_GIVEN RECORDS_.
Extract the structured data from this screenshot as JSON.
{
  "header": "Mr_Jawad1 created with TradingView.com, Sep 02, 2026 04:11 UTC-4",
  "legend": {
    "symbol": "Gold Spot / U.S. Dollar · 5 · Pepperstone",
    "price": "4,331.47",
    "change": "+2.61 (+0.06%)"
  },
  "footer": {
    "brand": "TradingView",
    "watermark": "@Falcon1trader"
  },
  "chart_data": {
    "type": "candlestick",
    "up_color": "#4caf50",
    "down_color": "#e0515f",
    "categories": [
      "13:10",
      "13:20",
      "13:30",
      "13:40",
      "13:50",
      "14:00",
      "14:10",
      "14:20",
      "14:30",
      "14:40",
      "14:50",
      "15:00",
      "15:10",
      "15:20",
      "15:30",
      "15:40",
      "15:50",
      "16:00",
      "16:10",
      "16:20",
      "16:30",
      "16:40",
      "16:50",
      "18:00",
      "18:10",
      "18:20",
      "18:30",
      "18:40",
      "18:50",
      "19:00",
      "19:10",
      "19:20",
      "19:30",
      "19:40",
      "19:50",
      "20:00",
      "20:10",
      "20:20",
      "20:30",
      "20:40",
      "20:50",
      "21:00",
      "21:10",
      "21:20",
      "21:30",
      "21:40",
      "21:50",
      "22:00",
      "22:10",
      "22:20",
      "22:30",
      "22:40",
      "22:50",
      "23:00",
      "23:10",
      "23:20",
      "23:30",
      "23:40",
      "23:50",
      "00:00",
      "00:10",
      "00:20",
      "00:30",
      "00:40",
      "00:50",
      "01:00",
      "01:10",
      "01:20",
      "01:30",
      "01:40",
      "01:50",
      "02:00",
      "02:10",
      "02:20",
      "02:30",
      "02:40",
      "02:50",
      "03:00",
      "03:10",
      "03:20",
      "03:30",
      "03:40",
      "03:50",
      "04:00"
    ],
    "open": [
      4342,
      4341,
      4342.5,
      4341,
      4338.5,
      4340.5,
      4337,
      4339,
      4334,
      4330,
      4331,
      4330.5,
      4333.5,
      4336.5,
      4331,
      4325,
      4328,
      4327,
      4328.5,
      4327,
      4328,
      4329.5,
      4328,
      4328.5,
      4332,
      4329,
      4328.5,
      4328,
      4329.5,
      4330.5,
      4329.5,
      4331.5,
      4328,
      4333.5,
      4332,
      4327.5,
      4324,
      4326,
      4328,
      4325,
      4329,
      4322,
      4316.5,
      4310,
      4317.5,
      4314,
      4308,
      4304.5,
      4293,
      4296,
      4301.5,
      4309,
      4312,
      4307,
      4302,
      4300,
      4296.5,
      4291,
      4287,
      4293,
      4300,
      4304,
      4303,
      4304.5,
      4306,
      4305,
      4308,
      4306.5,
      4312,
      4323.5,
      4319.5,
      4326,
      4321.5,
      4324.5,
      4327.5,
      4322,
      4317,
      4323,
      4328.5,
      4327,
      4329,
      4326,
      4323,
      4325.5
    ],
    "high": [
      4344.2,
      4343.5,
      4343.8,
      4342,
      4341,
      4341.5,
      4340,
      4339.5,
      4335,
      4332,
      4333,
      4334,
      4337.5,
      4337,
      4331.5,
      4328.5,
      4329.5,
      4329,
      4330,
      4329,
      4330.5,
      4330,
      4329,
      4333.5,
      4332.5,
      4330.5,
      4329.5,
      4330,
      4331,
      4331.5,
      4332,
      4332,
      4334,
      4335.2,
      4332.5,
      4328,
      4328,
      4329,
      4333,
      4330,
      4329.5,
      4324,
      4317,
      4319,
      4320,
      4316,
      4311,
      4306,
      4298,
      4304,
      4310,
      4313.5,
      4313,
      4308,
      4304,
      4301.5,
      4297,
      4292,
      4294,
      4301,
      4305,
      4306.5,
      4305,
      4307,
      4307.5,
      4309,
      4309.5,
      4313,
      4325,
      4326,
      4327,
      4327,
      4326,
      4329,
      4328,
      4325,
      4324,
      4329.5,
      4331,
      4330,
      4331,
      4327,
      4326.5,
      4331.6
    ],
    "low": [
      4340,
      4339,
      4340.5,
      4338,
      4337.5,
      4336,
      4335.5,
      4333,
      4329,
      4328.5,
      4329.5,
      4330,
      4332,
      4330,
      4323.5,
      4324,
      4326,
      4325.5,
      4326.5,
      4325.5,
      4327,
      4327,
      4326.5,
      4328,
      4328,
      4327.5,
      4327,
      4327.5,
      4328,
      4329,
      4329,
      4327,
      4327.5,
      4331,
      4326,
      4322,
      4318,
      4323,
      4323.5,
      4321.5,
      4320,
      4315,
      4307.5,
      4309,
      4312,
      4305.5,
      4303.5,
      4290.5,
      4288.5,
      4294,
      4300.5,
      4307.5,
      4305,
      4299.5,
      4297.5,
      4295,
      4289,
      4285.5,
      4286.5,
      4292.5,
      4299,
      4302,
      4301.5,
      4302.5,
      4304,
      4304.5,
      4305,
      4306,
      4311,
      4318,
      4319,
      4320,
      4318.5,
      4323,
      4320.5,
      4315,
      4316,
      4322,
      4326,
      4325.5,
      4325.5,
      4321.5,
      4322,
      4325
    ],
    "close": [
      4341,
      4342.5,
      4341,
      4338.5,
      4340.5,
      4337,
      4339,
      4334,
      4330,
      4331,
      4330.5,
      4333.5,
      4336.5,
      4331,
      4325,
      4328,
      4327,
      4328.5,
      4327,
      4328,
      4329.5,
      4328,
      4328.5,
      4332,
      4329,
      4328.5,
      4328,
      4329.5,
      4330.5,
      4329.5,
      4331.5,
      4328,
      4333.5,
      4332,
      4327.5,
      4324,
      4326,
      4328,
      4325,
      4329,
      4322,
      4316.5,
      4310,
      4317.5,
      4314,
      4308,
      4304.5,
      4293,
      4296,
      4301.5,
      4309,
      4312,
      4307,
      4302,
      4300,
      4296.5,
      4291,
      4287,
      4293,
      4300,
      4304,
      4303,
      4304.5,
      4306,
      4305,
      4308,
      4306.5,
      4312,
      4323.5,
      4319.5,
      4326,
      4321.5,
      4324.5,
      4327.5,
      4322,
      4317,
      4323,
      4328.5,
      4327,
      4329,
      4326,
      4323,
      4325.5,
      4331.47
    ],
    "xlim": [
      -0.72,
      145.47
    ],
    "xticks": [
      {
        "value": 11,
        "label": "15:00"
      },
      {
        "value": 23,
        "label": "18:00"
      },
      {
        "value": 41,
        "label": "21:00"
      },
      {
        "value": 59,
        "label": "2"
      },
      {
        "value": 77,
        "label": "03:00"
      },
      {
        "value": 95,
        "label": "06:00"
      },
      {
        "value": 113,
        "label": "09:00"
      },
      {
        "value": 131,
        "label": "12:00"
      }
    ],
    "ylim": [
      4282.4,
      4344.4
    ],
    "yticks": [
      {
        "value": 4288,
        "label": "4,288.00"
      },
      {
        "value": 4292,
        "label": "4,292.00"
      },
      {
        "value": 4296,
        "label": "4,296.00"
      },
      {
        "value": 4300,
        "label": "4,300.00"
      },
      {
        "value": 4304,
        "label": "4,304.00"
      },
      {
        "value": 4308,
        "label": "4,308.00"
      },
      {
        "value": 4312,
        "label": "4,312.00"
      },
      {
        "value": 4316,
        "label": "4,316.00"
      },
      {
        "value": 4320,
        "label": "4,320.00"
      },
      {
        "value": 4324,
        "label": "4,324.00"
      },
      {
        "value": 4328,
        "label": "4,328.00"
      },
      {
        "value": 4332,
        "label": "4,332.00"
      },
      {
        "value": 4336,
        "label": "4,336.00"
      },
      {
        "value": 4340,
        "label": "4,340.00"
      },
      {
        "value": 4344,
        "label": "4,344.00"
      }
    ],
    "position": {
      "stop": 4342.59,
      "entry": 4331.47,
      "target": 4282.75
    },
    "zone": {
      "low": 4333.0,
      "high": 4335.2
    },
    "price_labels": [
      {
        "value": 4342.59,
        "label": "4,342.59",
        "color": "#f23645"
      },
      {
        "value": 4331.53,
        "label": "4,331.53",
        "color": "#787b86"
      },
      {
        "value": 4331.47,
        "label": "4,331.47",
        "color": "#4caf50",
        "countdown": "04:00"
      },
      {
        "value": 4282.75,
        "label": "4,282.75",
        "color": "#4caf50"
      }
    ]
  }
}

_PROBLEM DETAILS_.
Look through the data above. Each line containing the word "TradingView" needs to be copied.

_SOLUTION FOR THIS EXERCISE_.
  "header": "Mr_Jawad1 created with TradingView.com, Sep 02, 2026 04:11 UTC-4",
    "brand": "TradingView",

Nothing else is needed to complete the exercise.